## [OBJECTIVE]
You are to retype all of the data exactly as it appears.

**** THE RECORDS

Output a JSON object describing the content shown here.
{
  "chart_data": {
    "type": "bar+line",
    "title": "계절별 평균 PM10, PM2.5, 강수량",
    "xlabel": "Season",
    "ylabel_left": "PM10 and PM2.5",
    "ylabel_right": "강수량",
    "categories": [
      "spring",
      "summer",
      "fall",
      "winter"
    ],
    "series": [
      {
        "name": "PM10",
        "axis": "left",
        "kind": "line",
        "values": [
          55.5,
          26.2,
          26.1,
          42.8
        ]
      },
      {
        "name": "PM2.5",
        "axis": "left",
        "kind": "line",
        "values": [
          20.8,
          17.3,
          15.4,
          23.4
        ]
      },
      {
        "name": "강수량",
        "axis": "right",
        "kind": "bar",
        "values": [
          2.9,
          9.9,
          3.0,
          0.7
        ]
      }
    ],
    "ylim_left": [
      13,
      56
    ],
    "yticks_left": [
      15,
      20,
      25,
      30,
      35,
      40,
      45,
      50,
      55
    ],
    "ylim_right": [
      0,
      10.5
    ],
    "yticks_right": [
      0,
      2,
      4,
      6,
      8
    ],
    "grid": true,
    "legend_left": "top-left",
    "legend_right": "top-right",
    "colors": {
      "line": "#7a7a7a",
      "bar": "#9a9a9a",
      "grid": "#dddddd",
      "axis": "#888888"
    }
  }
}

********

## [COMPLETE ANSWER]
Output a JSON object describing the content shown here.
{
  "chart_data": {
    "type": "bar+line",
    "title": "계절별 평균 PM10, PM2.5, 강수량",
    "xlabel": "Season",
    "ylabel_left": "PM10 and PM2.5",
    "ylabel_right": "강수량",
    "categories": [
      "spring",
      "summer",
      "fall",
      "winter"
    ],
    "series": [
      {
        "name": "PM10",
        "axis": "left",
        "kind": "line",
        "values": [
          55.5,
          26.2,
          26.1,
          42.8
        ]
      },
      {
        "name": "PM2.5",
        "axis": "left",
        "kind": "line",
        "values": [
          20.8,
          17.3,
          15.4,
          23.4
        ]
      },
      {
        "name": "강수량",
        "axis": "right",
        "kind": "bar",
        "values": [
          2.9,
          9.9,
          3.0,
          0.7
        ]
      }
    ],
    "ylim_left": [
      13,
      56
    ],
    "yticks_left": [
      15,
      20,
      25,
      30,
      35,
      40,
      45,
      50,
      55
    ],
    "ylim_right": [
      0,
      10.5
    ],
    "yticks_right": [
      0,
      2,
      4,
      6,
      8
    ],
    "grid": true,
    "legend_left": "top-left",
    "legend_right": "top-right",
    "colors": {
      "line": "#7a7a7a",
      "bar": "#9a9a9a",
      "grid": "#dddddd",
      "axis": "#888888"
    }
  }
}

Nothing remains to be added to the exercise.